EXERCISE DETAILS: Search the entries for the word "entity". Copy every line that holds it.

INFORMATION PROVIDED:
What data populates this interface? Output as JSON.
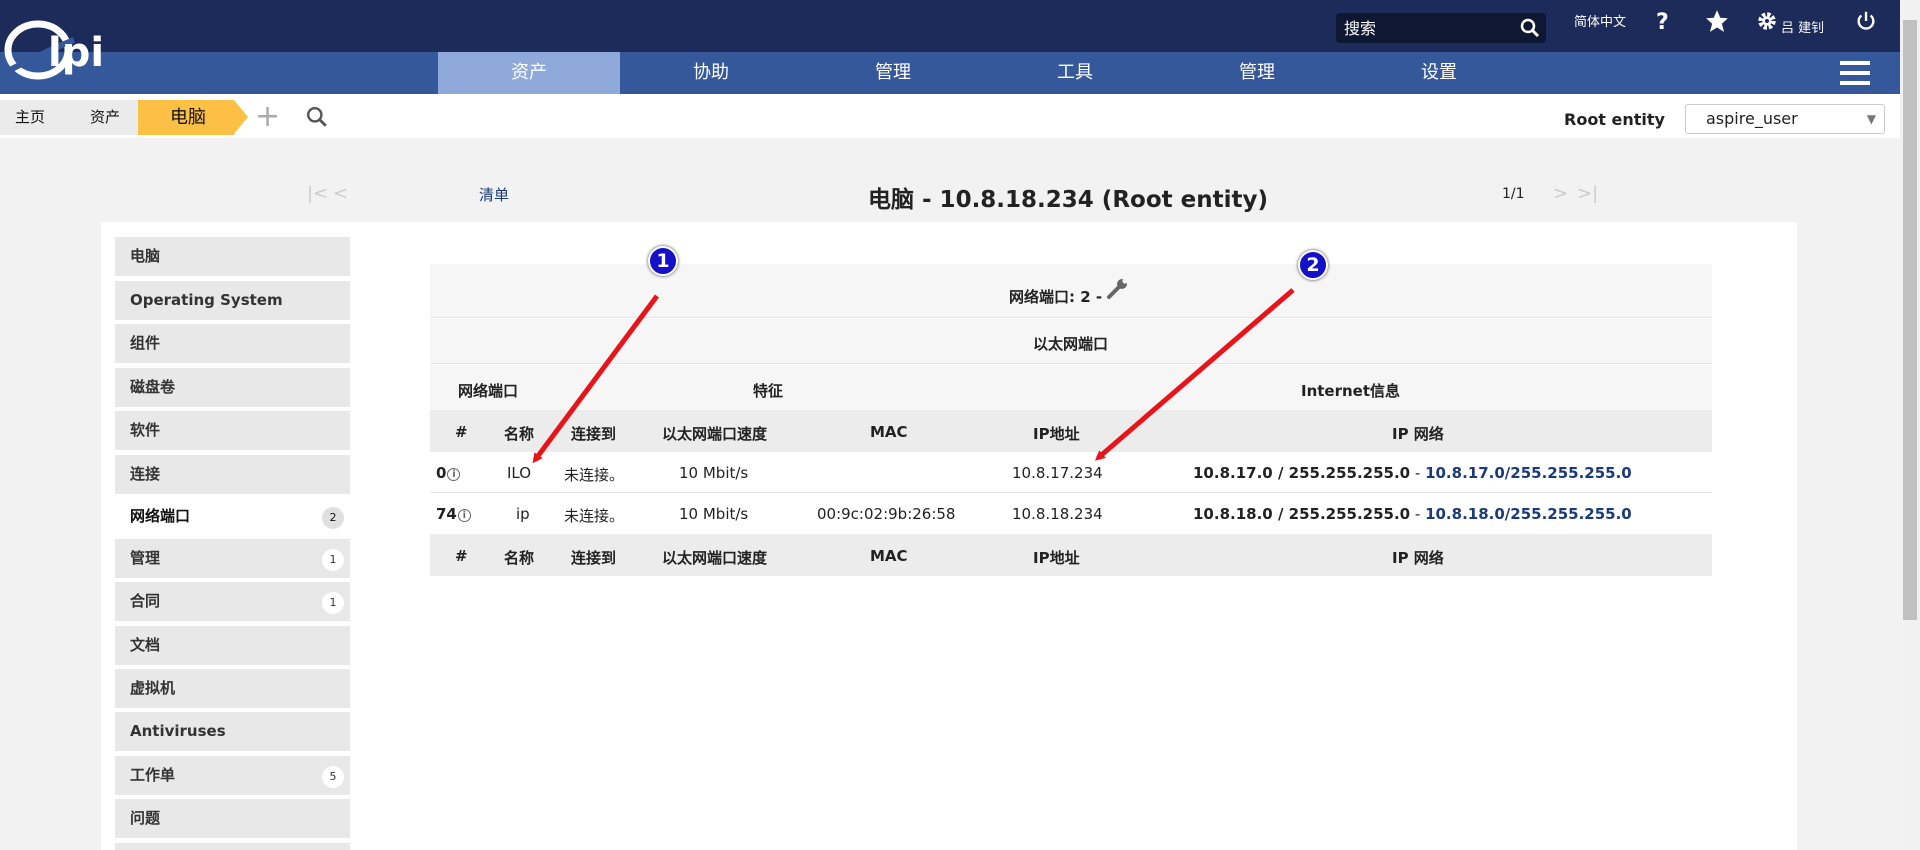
{
  "header": {
    "logo_text": "Glpi",
    "search_placeholder": "搜索",
    "language": "简体中文",
    "username": "吕 建钊"
  },
  "nav": {
    "tabs": [
      "资产",
      "协助",
      "管理",
      "工具",
      "管理",
      "设置"
    ],
    "active_tab": "资产"
  },
  "breadcrumb": {
    "home": "主页",
    "assets": "资产",
    "computer": "电脑"
  },
  "entity": {
    "label": "Root entity",
    "selected": "aspire_user"
  },
  "record_nav": {
    "list_link": "清单",
    "title": "电脑 - 10.8.18.234 (Root entity)",
    "counter": "1/1"
  },
  "sidebar": {
    "items": [
      {
        "label": "电脑",
        "badge": ""
      },
      {
        "label": "Operating System",
        "badge": ""
      },
      {
        "label": "组件",
        "badge": ""
      },
      {
        "label": "磁盘卷",
        "badge": ""
      },
      {
        "label": "软件",
        "badge": ""
      },
      {
        "label": "连接",
        "badge": ""
      },
      {
        "label": "网络端口",
        "badge": "2"
      },
      {
        "label": "管理",
        "badge": "1"
      },
      {
        "label": "合同",
        "badge": "1"
      },
      {
        "label": "文档",
        "badge": ""
      },
      {
        "label": "虚拟机",
        "badge": ""
      },
      {
        "label": "Antiviruses",
        "badge": ""
      },
      {
        "label": "工作单",
        "badge": "5"
      },
      {
        "label": "问题",
        "badge": ""
      }
    ],
    "selected_index": 6
  },
  "ports": {
    "title": "网络端口: 2 -",
    "subtitle": "以太网端口",
    "groups": {
      "port": "网络端口",
      "features": "特征",
      "internet": "Internet信息"
    },
    "columns": [
      "#",
      "名称",
      "连接到",
      "以太网端口速度",
      "MAC",
      "IP地址",
      "IP 网络"
    ],
    "rows": [
      {
        "num": "0",
        "name": "ILO",
        "connected": "未连接。",
        "speed": "10 Mbit/s",
        "mac": "",
        "ip": "10.8.17.234",
        "network": "10.8.17.0 / 255.255.255.0",
        "network_sep": " - ",
        "network_link": "10.8.17.0/255.255.255.0"
      },
      {
        "num": "74",
        "name": "ip",
        "connected": "未连接。",
        "speed": "10 Mbit/s",
        "mac": "00:9c:02:9b:26:58",
        "ip": "10.8.18.234",
        "network": "10.8.18.0 / 255.255.255.0",
        "network_sep": " - ",
        "network_link": "10.8.18.0/255.255.255.0"
      }
    ]
  },
  "annotations": {
    "marker1": "1",
    "marker2": "2"
  },
  "colors": {
    "topbar": "#1d2b5a",
    "navbar": "#35589a",
    "active_tab": "#8fa9da",
    "breadcrumb_active": "#fcc045",
    "marker": "#1511c9",
    "arrow": "#e8141a",
    "link": "#1b3a7a"
  }
}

ANSWER AREA:
  "entity": {
    "label": "Root entity",
    "title": "电脑 - 10.8.18.234 (Root entity)",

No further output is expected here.